— START OF Data for processing —

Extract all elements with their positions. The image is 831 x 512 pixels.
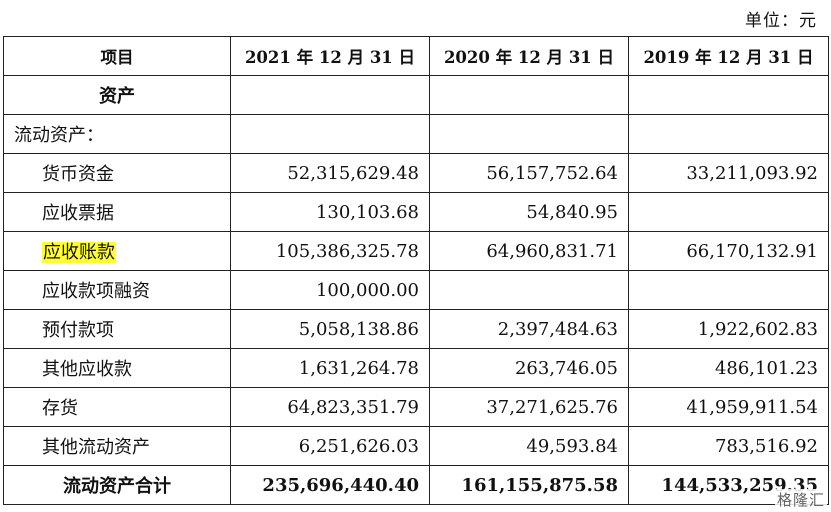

— END OF Data for processing —
— START OF Data for processing —

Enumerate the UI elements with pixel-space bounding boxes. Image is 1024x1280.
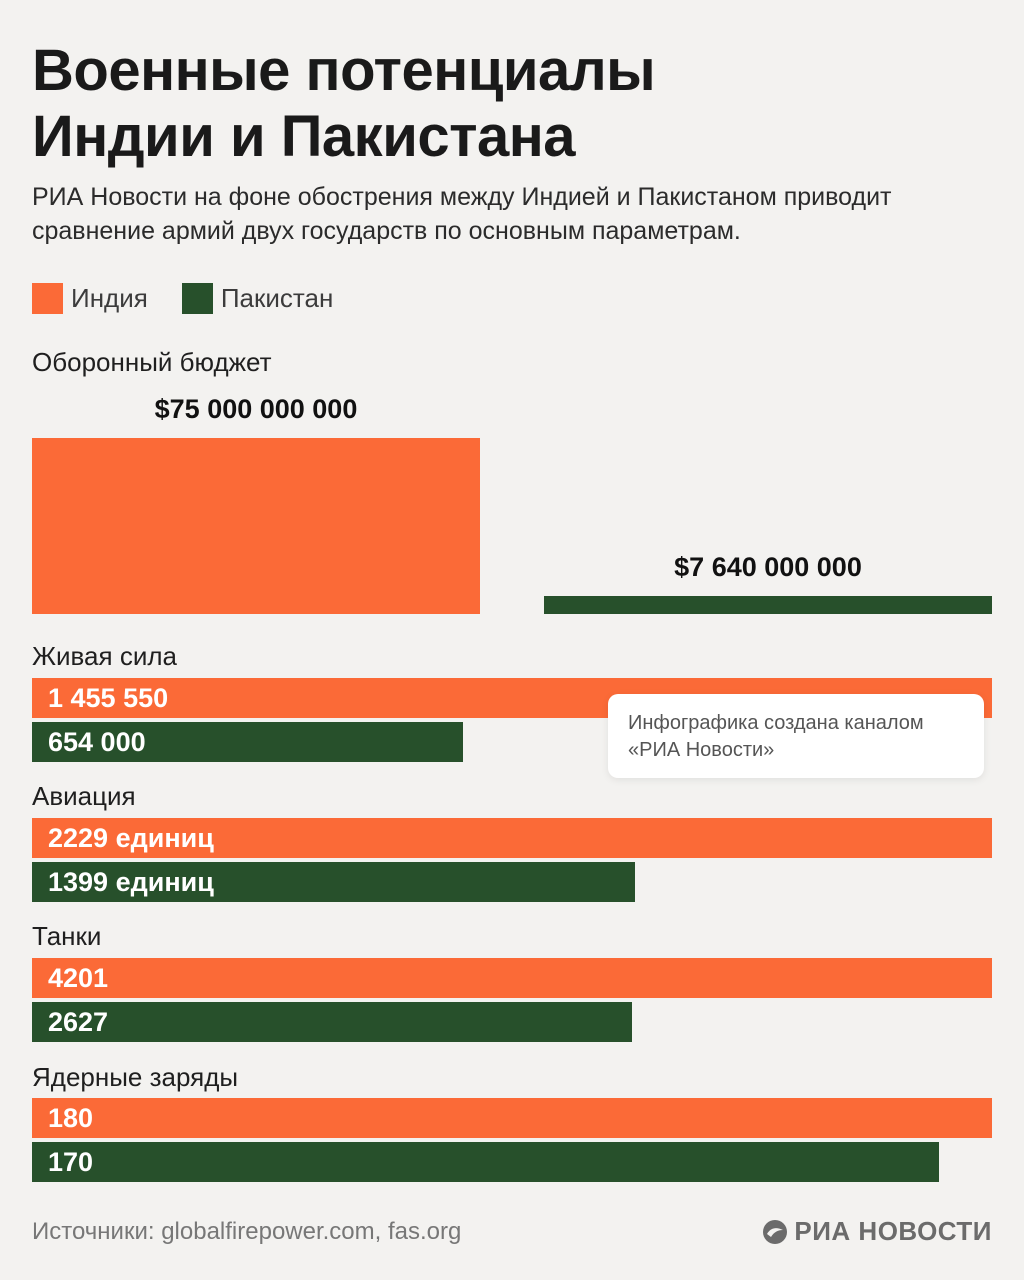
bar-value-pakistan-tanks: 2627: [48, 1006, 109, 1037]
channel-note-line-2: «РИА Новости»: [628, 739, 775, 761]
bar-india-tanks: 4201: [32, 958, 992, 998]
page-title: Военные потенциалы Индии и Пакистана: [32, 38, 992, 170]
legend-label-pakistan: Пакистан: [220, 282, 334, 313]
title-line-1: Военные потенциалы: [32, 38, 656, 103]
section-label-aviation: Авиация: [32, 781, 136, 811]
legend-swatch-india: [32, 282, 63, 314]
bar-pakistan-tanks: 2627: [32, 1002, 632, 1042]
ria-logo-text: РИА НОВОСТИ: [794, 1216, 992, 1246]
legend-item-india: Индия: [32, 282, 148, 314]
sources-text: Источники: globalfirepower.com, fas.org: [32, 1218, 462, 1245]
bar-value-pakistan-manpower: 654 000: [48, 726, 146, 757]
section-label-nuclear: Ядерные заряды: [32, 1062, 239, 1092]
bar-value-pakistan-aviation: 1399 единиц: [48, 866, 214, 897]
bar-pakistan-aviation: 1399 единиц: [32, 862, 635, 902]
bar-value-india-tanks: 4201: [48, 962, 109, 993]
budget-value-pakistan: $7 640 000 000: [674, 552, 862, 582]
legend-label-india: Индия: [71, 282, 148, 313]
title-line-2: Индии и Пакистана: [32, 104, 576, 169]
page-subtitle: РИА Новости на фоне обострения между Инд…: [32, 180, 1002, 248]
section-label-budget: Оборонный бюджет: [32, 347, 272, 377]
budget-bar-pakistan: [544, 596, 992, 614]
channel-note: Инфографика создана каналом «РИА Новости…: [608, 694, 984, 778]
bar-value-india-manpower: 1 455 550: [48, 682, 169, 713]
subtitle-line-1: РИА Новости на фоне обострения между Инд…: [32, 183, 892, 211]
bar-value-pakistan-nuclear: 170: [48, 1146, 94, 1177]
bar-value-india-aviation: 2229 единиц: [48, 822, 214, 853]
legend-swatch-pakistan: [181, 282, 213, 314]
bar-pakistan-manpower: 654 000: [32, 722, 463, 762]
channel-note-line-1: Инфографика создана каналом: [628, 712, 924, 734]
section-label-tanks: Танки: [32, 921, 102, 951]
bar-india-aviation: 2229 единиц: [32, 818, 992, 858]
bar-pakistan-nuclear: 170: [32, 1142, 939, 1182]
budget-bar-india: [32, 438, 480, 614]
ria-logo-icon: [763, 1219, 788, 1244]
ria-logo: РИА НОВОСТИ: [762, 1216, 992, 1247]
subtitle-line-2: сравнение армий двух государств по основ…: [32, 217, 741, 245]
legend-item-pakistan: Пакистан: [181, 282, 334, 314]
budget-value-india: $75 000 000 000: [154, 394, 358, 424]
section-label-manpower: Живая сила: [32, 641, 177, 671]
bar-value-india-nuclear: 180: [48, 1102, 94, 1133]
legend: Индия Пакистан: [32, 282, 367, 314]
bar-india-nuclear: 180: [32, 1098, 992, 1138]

— END OF Data for processing —

# What needs to be done:
Copy the records from the line with "Enumerate the UI" up to and including the line with "budget-bar-pakistan: [544, 596, 992, 614]", exactly as they appear. Leave out the pictures.

# Output:
Enumerate the UI elements with pixel-space bounding boxes. Image is 1024x1280.
bar-value-pakistan-tanks: 2627: [48, 1006, 109, 1037]
channel-note-line-2: «РИА Новости»: [628, 739, 775, 761]
bar-india-tanks: 4201: [32, 958, 992, 998]
page-title: Военные потенциалы Индии и Пакистана: [32, 38, 992, 170]
legend-label-pakistan: Пакистан: [220, 282, 334, 313]
title-line-1: Военные потенциалы: [32, 38, 656, 103]
section-label-aviation: Авиация: [32, 781, 136, 811]
legend-swatch-india: [32, 282, 63, 314]
bar-pakistan-tanks: 2627: [32, 1002, 632, 1042]
ria-logo-text: РИА НОВОСТИ: [794, 1216, 992, 1246]
legend-item-india: Индия: [32, 282, 148, 314]
sources-text: Источники: globalfirepower.com, fas.org: [32, 1218, 462, 1245]
bar-value-pakistan-manpower: 654 000: [48, 726, 146, 757]
section-label-nuclear: Ядерные заряды: [32, 1062, 239, 1092]
bar-value-pakistan-aviation: 1399 единиц: [48, 866, 214, 897]
bar-pakistan-aviation: 1399 единиц: [32, 862, 635, 902]
bar-value-india-tanks: 4201: [48, 962, 109, 993]
budget-value-pakistan: $7 640 000 000: [674, 552, 862, 582]
legend-label-india: Индия: [71, 282, 148, 313]
title-line-2: Индии и Пакистана: [32, 104, 576, 169]
page-subtitle: РИА Новости на фоне обострения между Инд…: [32, 180, 1002, 248]
section-label-budget: Оборонный бюджет: [32, 347, 272, 377]
budget-bar-pakistan: [544, 596, 992, 614]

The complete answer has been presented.